Instructions to follow: Wherever the word "saturation" appears in a line, copy that line.

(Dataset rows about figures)
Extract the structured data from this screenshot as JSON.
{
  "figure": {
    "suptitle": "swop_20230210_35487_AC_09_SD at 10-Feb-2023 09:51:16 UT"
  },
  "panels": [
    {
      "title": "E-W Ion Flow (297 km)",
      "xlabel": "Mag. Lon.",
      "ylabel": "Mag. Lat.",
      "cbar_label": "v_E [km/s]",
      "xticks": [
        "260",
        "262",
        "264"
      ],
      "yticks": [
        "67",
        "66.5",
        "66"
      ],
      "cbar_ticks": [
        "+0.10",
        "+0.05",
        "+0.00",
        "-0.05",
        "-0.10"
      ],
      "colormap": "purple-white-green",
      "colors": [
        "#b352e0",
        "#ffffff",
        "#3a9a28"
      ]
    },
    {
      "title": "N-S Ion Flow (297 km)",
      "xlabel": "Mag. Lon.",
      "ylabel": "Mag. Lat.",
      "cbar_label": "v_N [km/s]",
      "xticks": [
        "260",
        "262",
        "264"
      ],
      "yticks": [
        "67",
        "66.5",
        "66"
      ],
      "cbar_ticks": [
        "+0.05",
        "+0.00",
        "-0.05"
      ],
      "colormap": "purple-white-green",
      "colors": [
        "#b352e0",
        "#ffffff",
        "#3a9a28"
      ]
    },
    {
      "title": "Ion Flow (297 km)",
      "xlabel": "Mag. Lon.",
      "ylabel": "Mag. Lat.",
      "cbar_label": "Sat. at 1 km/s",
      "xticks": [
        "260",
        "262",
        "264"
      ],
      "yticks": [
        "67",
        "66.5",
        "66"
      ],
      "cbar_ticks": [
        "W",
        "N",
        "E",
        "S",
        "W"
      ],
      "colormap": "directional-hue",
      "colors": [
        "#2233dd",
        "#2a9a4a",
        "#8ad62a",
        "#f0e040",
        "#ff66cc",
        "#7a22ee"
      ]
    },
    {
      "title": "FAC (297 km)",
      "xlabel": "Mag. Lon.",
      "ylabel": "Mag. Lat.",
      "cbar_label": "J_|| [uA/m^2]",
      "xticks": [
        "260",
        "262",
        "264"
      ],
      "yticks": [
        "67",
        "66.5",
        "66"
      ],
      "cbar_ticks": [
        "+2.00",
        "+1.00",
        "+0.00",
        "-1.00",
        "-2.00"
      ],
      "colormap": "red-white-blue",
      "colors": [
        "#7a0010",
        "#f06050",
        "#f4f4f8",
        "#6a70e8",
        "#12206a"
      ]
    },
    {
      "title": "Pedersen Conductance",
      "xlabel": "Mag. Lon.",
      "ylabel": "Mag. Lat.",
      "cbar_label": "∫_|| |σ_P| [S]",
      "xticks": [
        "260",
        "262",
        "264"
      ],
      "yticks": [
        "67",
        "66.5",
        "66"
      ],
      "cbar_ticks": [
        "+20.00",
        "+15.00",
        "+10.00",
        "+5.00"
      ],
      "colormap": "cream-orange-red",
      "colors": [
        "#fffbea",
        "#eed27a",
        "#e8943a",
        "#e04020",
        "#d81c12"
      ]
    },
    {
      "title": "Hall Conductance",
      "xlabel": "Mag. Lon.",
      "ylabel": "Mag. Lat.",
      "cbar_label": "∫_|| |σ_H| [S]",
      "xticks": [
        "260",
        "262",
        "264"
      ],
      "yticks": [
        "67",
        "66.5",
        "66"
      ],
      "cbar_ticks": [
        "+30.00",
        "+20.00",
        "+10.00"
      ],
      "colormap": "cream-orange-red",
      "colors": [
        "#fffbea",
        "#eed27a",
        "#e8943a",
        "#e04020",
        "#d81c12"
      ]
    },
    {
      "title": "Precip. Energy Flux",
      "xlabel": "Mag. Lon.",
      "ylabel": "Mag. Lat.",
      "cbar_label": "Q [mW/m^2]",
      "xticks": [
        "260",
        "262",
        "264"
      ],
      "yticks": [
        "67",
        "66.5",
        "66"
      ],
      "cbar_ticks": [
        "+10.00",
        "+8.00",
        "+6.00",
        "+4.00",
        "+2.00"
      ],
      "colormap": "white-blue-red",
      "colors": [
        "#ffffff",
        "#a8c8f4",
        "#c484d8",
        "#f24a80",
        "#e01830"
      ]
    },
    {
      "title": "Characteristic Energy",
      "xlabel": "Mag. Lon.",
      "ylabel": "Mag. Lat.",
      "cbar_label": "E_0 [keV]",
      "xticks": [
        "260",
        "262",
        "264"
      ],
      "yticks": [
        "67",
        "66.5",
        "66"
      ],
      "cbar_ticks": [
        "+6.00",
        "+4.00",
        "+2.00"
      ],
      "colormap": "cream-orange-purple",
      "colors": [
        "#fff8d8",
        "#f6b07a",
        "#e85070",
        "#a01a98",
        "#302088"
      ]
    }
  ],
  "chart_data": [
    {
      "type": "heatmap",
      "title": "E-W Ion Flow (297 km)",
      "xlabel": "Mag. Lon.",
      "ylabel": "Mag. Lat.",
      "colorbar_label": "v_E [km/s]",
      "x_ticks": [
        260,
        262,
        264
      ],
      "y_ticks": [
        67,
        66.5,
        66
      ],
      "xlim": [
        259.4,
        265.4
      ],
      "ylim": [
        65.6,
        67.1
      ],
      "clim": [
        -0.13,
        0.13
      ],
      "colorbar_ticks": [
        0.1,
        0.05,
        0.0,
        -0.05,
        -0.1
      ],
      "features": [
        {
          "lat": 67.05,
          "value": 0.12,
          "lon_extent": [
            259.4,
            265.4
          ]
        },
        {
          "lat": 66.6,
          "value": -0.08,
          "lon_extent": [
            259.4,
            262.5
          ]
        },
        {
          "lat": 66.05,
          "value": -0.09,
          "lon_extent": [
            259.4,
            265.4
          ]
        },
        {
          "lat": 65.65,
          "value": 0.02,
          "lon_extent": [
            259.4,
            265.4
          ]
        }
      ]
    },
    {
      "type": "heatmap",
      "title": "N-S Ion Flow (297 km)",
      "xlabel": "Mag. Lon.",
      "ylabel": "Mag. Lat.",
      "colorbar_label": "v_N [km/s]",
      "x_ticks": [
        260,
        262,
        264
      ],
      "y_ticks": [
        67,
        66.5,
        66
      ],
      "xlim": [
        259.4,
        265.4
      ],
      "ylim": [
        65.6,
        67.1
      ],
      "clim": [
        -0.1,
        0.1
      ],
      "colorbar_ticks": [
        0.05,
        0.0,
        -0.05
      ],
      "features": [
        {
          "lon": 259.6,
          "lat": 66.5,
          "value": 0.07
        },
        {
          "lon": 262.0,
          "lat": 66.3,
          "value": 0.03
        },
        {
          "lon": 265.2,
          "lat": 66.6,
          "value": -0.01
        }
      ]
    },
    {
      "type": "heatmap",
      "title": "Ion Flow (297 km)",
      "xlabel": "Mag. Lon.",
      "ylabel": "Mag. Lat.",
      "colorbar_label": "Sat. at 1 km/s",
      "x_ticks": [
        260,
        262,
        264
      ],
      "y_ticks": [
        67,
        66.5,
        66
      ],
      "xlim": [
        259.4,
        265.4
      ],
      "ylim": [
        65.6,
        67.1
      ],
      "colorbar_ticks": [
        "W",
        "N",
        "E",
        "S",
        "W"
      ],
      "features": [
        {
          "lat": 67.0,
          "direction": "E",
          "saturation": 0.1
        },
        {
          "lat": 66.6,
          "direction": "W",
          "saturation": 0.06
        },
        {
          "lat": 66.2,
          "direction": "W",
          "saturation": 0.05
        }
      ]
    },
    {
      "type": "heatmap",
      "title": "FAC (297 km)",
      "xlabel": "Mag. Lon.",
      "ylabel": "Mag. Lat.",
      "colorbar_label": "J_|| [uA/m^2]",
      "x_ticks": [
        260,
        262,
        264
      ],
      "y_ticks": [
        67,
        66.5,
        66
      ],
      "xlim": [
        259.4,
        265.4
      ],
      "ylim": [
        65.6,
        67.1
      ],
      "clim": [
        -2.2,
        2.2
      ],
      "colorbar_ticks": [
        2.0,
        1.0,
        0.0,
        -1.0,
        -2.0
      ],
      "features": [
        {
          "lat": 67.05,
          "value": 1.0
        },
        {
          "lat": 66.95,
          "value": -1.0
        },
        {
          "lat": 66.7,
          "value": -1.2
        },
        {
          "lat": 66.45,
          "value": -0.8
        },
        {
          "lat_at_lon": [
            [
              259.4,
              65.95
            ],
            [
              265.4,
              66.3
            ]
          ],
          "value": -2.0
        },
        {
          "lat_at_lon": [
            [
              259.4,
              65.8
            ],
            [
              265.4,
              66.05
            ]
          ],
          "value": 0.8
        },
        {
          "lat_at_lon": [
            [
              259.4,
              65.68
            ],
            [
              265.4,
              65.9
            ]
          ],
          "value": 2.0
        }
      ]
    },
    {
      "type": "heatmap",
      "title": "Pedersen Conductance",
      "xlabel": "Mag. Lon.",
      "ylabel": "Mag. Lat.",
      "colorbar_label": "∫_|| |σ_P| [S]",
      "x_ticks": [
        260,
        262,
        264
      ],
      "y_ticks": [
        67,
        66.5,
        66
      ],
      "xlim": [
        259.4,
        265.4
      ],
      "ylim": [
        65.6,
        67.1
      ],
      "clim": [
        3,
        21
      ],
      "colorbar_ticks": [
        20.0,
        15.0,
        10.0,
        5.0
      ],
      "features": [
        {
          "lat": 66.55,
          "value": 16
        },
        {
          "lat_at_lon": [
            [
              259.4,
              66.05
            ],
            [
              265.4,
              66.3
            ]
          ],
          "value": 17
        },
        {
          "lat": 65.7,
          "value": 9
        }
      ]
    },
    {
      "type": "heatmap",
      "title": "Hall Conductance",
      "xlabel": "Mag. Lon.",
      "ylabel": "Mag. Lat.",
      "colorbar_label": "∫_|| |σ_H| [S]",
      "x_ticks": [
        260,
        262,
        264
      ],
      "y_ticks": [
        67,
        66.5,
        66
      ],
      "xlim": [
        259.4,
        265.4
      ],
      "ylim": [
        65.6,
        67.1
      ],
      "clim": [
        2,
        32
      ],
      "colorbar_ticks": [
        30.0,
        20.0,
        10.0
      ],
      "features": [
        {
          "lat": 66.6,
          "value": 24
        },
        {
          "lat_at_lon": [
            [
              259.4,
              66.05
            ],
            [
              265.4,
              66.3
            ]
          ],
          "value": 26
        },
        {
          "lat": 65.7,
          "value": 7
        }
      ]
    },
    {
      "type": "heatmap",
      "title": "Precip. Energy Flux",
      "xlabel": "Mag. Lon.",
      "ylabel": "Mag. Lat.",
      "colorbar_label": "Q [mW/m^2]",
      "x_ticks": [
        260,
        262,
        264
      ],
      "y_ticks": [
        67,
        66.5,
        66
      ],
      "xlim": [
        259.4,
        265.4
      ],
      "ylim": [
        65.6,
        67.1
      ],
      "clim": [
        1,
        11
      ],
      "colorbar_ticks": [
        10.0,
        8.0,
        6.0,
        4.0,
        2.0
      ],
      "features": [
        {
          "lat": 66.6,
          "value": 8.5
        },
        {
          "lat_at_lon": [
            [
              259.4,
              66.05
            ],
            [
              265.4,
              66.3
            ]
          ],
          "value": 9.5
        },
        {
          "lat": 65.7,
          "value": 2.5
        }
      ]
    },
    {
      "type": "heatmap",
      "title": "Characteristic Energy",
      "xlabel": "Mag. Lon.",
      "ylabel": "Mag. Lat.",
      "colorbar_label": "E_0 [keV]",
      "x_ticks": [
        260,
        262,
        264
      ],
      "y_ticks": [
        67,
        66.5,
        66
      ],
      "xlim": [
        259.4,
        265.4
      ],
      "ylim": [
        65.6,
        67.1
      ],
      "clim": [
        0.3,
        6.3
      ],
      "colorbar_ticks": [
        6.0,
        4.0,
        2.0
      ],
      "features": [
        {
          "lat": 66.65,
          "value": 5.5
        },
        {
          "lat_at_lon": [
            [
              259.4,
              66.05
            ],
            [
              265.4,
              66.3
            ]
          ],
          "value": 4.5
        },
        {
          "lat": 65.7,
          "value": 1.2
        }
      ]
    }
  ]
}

Task response:
          "saturation": 0.1
          "saturation": 0.06
          "saturation": 0.05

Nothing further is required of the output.